### [What to do]
Please give the listing again in its entirety, exactly as written.

### [Extracted entries]
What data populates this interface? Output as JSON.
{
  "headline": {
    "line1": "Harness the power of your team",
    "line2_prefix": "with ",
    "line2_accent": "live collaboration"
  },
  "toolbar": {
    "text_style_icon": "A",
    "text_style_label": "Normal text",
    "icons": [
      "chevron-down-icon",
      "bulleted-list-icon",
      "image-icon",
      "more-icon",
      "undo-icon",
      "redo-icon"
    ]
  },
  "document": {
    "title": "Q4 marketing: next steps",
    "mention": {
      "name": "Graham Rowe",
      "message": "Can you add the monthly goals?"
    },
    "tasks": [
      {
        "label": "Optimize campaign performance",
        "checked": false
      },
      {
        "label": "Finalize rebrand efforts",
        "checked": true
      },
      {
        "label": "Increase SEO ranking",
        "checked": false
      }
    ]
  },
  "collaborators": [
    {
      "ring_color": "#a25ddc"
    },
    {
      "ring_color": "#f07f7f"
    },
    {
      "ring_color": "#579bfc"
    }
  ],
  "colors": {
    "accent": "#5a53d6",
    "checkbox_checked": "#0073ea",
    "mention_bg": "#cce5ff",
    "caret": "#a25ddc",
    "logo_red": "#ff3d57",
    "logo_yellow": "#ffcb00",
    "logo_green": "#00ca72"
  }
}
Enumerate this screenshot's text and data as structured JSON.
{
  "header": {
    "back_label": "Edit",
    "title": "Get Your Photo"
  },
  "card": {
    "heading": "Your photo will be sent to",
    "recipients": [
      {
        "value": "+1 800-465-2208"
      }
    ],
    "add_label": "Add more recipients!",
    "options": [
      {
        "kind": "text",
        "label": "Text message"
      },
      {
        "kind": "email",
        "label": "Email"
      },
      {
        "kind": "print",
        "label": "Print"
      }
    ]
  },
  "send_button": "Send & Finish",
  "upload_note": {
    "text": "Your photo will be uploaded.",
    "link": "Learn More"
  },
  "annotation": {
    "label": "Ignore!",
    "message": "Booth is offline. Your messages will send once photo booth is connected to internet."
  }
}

### [Final result]
What data populates this interface? Output as JSON.
{
  "headline": {
    "line1": "Harness the power of your team",
    "line2_prefix": "with ",
    "line2_accent": "live collaboration"
  },
  "toolbar": {
    "text_style_icon": "A",
    "text_style_label": "Normal text",
    "icons": [
      "chevron-down-icon",
      "bulleted-list-icon",
      "image-icon",
      "more-icon",
      "undo-icon",
      "redo-icon"
    ]
  },
  "document": {
    "title": "Q4 marketing: next steps",
    "mention": {
      "name": "Graham Rowe",
      "message": "Can you add the monthly goals?"
    },
    "tasks": [
      {
        "label": "Optimize campaign performance",
        "checked": false
      },
      {
        "label": "Finalize rebrand efforts",
        "checked": true
      },
      {
        "label": "Increase SEO ranking",
        "checked": false
      }
    ]
  },
  "collaborators": [
    {
      "ring_color": "#a25ddc"
    },
    {
      "ring_color": "#f07f7f"
    },
    {
      "ring_color": "#579bfc"
    }
  ],
  "colors": {
    "accent": "#5a53d6",
    "checkbox_checked": "#0073ea",
    "mention_bg": "#cce5ff",
    "caret": "#a25ddc",
    "logo_red": "#ff3d57",
    "logo_yellow": "#ffcb00",
    "logo_green": "#00ca72"
  }
}
Enumerate this screenshot's text and data as structured JSON.
{
  "header": {
    "back_label": "Edit",
    "title": "Get Your Photo"
  },
  "card": {
    "heading": "Your photo will be sent to",
    "recipients": [
      {
        "value": "+1 800-465-2208"
      }
    ],
    "add_label": "Add more recipients!",
    "options": [
      {
        "kind": "text",
        "label": "Text message"
      },
      {
        "kind": "email",
        "label": "Email"
      },
      {
        "kind": "print",
        "label": "Print"
      }
    ]
  },
  "send_button": "Send & Finish",
  "upload_note": {
    "text": "Your photo will be uploaded.",
    "link": "Learn More"
  },
  "annotation": {
    "label": "Ignore!",
    "message": "Booth is offline. Your messages will send once photo booth is connected to internet."
  }
}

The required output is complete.